• [Task brief]:
Review the material line by line. Identify and copy every line that contains the string "JSON".

• [Recorded data]:
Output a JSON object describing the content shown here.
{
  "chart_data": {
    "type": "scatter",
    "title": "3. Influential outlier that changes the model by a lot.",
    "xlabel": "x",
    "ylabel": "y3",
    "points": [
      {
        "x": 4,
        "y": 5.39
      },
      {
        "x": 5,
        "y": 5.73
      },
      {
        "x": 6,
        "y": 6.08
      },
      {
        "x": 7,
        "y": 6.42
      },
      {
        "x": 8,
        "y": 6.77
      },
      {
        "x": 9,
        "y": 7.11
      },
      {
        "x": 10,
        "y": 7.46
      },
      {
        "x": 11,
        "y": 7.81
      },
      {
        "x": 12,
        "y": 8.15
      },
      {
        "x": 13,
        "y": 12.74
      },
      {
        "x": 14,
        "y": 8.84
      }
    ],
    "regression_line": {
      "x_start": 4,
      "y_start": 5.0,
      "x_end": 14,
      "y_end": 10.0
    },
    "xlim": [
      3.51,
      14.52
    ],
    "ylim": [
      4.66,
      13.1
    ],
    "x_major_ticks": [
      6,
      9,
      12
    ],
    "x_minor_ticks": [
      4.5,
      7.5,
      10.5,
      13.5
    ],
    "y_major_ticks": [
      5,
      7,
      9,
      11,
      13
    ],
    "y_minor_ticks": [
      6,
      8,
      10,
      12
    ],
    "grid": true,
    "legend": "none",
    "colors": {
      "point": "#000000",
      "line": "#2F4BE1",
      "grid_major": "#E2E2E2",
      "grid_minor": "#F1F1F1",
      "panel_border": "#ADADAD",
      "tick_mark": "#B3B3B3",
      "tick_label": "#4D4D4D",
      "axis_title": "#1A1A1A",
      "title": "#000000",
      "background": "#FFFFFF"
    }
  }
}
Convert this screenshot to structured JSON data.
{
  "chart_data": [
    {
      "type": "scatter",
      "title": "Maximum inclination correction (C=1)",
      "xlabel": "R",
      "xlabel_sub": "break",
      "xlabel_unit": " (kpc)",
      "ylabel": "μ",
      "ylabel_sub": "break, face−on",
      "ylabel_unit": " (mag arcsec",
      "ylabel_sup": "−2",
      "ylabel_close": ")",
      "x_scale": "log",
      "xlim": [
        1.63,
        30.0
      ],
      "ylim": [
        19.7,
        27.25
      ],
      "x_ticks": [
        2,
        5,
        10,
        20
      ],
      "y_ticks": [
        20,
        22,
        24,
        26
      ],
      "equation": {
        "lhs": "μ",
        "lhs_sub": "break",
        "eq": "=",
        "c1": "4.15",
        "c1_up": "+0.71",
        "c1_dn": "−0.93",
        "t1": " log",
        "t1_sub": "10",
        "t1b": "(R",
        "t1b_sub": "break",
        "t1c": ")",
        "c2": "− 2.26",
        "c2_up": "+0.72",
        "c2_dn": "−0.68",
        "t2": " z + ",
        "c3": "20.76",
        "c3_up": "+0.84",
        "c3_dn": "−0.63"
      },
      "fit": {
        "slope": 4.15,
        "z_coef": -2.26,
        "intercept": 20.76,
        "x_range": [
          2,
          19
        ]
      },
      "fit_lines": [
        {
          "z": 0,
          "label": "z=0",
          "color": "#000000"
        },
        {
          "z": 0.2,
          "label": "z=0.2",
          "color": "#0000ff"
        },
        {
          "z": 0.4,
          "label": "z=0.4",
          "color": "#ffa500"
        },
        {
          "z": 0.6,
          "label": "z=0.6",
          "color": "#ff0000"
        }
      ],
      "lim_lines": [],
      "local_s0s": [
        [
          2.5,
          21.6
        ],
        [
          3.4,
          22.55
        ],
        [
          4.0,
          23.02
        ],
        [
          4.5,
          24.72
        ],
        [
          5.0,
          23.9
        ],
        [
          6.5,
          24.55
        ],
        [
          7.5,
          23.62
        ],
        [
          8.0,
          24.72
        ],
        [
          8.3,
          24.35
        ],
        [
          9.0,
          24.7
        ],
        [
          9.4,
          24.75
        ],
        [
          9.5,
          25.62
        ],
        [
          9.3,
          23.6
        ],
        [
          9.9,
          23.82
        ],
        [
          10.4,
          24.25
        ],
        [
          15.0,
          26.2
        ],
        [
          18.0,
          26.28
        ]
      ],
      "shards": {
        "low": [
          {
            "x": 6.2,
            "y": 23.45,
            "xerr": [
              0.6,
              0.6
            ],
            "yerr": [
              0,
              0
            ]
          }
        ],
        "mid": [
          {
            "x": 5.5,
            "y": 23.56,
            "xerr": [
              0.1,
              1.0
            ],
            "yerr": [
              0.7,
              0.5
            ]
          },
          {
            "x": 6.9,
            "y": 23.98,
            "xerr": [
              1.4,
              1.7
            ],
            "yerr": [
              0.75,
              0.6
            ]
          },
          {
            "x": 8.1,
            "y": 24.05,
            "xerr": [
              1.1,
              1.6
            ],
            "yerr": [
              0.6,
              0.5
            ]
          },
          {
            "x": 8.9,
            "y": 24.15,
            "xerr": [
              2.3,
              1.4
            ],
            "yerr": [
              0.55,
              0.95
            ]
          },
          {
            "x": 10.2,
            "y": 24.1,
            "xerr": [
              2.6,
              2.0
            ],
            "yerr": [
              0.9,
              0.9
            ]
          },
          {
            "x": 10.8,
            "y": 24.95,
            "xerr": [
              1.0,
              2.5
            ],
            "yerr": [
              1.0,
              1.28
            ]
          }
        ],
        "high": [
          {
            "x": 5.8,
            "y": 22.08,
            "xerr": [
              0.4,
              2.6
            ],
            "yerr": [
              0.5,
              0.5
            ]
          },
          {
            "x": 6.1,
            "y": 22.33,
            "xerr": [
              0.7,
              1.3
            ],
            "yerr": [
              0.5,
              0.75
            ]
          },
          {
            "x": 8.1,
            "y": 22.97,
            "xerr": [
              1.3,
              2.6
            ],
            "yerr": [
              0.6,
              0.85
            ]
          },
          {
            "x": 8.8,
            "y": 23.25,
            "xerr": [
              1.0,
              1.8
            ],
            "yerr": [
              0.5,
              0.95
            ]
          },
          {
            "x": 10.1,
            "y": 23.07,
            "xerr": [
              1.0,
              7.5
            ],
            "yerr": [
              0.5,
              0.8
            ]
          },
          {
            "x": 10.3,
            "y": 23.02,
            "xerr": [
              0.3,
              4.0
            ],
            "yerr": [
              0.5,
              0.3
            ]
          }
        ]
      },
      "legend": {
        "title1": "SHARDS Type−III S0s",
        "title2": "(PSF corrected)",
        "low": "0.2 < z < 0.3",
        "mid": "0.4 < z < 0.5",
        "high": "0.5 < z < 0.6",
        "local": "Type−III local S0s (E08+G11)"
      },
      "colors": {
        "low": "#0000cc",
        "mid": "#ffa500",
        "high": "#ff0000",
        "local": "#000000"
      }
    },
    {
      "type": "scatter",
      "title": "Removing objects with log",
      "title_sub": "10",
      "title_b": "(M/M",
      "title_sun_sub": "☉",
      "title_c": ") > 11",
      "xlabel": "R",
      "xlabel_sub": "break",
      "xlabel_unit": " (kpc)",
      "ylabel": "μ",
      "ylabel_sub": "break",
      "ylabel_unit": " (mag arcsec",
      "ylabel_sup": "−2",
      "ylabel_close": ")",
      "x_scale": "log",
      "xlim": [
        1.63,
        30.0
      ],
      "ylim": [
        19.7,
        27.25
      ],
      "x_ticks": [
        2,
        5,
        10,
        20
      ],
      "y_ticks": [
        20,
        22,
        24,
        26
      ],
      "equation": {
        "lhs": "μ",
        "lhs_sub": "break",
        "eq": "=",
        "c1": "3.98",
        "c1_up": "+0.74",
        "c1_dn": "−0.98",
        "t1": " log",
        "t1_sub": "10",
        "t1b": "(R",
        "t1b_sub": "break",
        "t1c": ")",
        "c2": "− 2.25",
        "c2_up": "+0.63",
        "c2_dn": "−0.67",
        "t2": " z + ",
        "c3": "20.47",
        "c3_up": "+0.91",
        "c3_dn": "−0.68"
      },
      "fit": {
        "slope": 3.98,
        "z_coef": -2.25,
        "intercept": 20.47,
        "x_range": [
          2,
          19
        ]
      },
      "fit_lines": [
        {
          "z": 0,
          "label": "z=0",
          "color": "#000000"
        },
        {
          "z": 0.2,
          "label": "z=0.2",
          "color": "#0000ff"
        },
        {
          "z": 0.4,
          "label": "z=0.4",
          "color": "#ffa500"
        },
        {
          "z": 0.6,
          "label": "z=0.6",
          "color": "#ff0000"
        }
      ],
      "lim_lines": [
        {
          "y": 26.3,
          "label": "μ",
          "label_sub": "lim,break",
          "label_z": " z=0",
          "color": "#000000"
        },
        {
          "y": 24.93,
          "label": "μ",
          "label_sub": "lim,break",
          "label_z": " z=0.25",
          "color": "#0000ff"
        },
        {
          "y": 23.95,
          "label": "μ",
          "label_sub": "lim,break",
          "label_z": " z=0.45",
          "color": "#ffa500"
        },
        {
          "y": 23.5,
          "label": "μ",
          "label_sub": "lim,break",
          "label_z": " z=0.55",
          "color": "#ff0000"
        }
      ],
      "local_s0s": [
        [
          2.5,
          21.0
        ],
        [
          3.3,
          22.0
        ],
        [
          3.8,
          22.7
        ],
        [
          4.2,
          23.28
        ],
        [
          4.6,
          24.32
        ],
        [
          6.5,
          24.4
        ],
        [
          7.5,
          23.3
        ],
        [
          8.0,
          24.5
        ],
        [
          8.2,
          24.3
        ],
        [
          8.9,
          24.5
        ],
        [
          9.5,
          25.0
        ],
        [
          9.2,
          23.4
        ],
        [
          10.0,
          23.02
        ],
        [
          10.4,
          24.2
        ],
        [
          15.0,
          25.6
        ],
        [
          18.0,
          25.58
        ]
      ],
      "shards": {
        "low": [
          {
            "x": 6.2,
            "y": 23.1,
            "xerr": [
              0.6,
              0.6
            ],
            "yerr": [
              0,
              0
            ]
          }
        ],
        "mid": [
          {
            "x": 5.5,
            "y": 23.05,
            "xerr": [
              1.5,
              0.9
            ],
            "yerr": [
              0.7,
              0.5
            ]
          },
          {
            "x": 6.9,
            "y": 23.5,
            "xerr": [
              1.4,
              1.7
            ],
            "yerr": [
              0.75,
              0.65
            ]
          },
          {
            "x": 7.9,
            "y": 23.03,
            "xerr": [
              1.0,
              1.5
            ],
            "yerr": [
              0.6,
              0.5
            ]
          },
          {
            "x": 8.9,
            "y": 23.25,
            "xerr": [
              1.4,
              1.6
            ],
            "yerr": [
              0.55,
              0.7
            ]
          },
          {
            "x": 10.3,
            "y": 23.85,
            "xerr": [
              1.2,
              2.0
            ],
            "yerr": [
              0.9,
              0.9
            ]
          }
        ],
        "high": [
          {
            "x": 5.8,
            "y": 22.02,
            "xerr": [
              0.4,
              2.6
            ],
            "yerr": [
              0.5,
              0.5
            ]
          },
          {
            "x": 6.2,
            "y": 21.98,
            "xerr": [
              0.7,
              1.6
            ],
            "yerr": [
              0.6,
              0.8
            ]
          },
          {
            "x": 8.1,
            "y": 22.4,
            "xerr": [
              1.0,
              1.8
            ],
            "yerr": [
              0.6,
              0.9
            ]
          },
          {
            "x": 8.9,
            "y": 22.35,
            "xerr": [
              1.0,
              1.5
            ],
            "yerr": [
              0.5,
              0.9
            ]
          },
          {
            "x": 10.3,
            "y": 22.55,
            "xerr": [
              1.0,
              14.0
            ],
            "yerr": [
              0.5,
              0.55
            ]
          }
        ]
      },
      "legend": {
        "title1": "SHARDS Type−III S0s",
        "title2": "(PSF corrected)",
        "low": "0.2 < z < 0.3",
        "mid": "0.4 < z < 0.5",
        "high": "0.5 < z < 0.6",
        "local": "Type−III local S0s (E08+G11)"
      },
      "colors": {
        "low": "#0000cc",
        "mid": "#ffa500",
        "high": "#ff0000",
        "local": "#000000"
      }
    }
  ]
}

• [The response]:
Output a JSON object describing the content shown here.
Convert this screenshot to structured JSON data.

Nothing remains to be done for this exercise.